* Set task *
State how many lines in the listing below include the word "Olesya". Give nothing but the number.
# Excerpted records start
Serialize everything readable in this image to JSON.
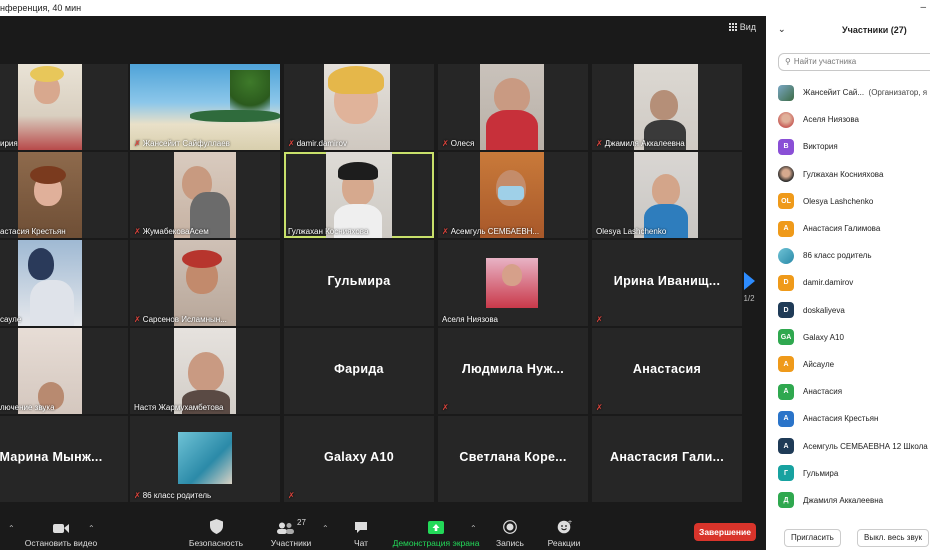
{
  "window": {
    "title": "нференция, 40 мин",
    "view_label": "Вид"
  },
  "tiles": [
    {
      "label": "ирия",
      "muted": false
    },
    {
      "label": "Жансейит Сайфуллаев",
      "muted": true
    },
    {
      "label": "damir.damirov",
      "muted": true
    },
    {
      "label": "Олеся",
      "muted": true
    },
    {
      "label": "Джамиля Аккалеевна",
      "muted": true
    },
    {
      "label": "астасия Крестьян",
      "muted": false
    },
    {
      "label": "ЖумабековаАсем",
      "muted": true
    },
    {
      "label": "Гулжахан Коснияхова",
      "muted": false,
      "active": true
    },
    {
      "label": "Асемгуль СЕМБАЕВН...",
      "muted": true
    },
    {
      "label": "Olesya Lashchenko",
      "muted": false
    },
    {
      "label": "сауле",
      "muted": false
    },
    {
      "label": "Сарсенов Исламнын...",
      "muted": true
    },
    {
      "big_name": "Гульмира",
      "muted": false
    },
    {
      "label": "Аселя Ниязова",
      "muted": false
    },
    {
      "big_name": "Ирина Иванищ...",
      "muted": true
    },
    {
      "label": "лючение звука",
      "muted": false
    },
    {
      "label": "Настя Жармухамбетова",
      "muted": false
    },
    {
      "big_name": "Фарида",
      "muted": false
    },
    {
      "big_name": "Людмила Нуж...",
      "muted": true
    },
    {
      "big_name": "Анастасия",
      "muted": true
    },
    {
      "big_name": "Марина Мынж...",
      "muted": false
    },
    {
      "label": "86 класс родитель",
      "muted": true
    },
    {
      "big_name": "Galaxy A10",
      "muted": true
    },
    {
      "big_name": "Светлана Коре...",
      "muted": false
    },
    {
      "big_name": "Анастасия Гали...",
      "muted": false
    }
  ],
  "pager": {
    "label": "1/2",
    "color": "#2d8cff"
  },
  "toolbar": {
    "stop_video": "Остановить видео",
    "security": "Безопасность",
    "participants": "Участники",
    "participants_count": "27",
    "chat": "Чат",
    "share_screen": "Демонстрация экрана",
    "record": "Запись",
    "reactions": "Реакции",
    "end": "Завершение",
    "share_color": "#23d959",
    "end_color": "#d9342b"
  },
  "panel": {
    "title": "Участники (27)",
    "search_placeholder": "Найти участника",
    "invite": "Пригласить",
    "mute_all": "Выкл. весь звук",
    "participants": [
      {
        "name": "Жансейит Сай...",
        "note": "(Организатор, я",
        "avatar": "",
        "color": "#7aa7c4",
        "photo": true
      },
      {
        "name": "Аселя Ниязова",
        "avatar": "",
        "color": "#c8605a",
        "photo": true
      },
      {
        "name": "Виктория",
        "avatar": "В",
        "color": "#8a4fd6",
        "photo": false
      },
      {
        "name": "Гулжахан Коснияхова",
        "avatar": "",
        "color": "#7a6a5a",
        "photo": true
      },
      {
        "name": "Olesya Lashchenko",
        "avatar": "OL",
        "color": "#ef9a1a",
        "photo": false
      },
      {
        "name": "Анастасия Галимова",
        "avatar": "А",
        "color": "#ef9a1a",
        "photo": false
      },
      {
        "name": "86 класс родитель",
        "avatar": "",
        "color": "#5fa0b5",
        "photo": true
      },
      {
        "name": "damir.damirov",
        "avatar": "D",
        "color": "#ef9a1a",
        "photo": false
      },
      {
        "name": "doskaliyeva",
        "avatar": "D",
        "color": "#1f3b57",
        "photo": false
      },
      {
        "name": "Galaxy A10",
        "avatar": "GA",
        "color": "#2fa84f",
        "photo": false
      },
      {
        "name": "Айсауле",
        "avatar": "А",
        "color": "#ef9a1a",
        "photo": false
      },
      {
        "name": "Анастасия",
        "avatar": "А",
        "color": "#2fa84f",
        "photo": false
      },
      {
        "name": "Анастасия Крестьян",
        "avatar": "А",
        "color": "#2a74c9",
        "photo": false
      },
      {
        "name": "Асемгуль СЕМБАЕВНА 12 Школа",
        "avatar": "А",
        "color": "#1f3b57",
        "photo": false
      },
      {
        "name": "Гульмира",
        "avatar": "Г",
        "color": "#17a2a0",
        "photo": false
      },
      {
        "name": "Джамиля Аккалеевна",
        "avatar": "Д",
        "color": "#2fa84f",
        "photo": false
      }
    ]
  }
}
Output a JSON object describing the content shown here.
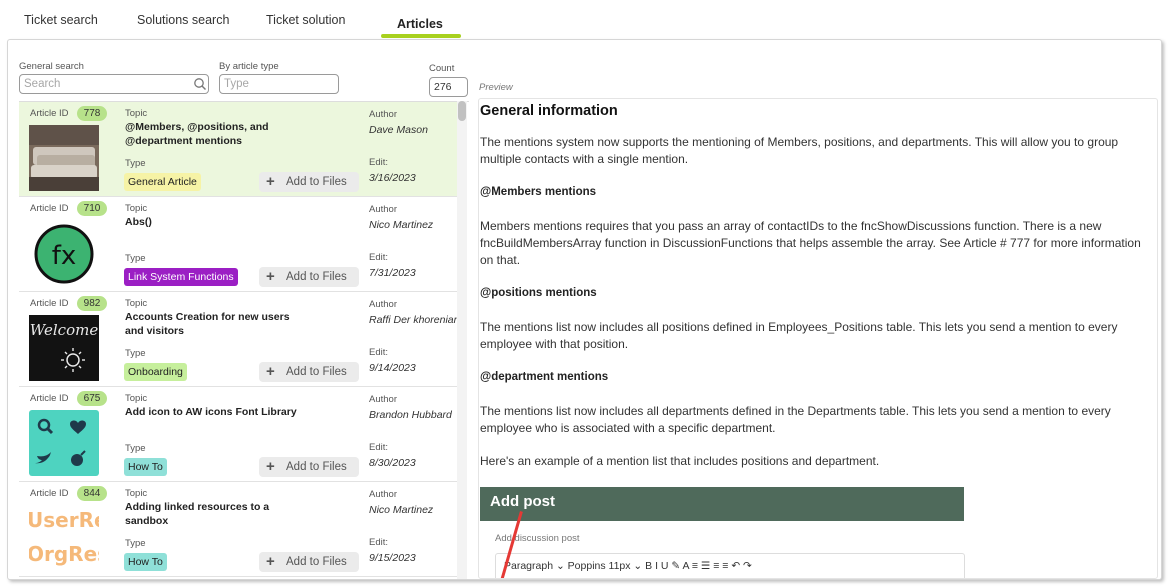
# Excerpted records end
* Answer to the exercise *
2